[Aim]:
Look through the listing below and give the number of lines that hold "values". Say nothing more.

[Data rows]:
=======

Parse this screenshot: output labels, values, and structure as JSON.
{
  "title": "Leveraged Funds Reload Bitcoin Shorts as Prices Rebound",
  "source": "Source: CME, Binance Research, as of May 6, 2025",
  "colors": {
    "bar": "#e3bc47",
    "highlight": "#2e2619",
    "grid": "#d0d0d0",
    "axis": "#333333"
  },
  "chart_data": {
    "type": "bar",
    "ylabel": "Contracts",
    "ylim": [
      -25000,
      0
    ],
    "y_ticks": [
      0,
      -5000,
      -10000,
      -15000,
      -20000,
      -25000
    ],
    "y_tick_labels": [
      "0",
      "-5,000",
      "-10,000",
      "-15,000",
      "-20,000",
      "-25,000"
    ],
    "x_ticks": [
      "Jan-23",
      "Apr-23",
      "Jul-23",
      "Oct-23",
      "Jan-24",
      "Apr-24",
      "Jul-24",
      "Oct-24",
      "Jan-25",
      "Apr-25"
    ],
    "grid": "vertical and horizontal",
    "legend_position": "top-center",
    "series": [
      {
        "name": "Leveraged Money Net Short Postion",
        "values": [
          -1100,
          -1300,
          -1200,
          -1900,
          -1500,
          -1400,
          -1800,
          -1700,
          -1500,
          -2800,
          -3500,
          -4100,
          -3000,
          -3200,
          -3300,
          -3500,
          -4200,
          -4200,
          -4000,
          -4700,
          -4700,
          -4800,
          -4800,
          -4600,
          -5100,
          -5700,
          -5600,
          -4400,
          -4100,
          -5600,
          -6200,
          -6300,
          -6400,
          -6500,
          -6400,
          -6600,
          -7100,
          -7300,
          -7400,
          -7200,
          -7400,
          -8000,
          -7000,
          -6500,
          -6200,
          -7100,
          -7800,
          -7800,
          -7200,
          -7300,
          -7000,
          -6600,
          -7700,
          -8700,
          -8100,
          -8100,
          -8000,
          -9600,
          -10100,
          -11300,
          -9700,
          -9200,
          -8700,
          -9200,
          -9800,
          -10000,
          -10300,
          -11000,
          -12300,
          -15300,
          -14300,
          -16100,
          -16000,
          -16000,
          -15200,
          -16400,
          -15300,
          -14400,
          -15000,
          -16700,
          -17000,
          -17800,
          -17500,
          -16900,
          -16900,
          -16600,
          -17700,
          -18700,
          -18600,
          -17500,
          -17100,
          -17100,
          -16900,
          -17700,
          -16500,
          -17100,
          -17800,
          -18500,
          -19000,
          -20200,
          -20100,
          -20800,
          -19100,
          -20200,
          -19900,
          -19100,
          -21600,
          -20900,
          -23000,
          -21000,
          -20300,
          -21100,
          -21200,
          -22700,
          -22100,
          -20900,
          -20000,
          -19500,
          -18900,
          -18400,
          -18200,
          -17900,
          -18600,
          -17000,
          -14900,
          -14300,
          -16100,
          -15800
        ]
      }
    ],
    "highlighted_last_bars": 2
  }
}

=======

[Correct output]:
2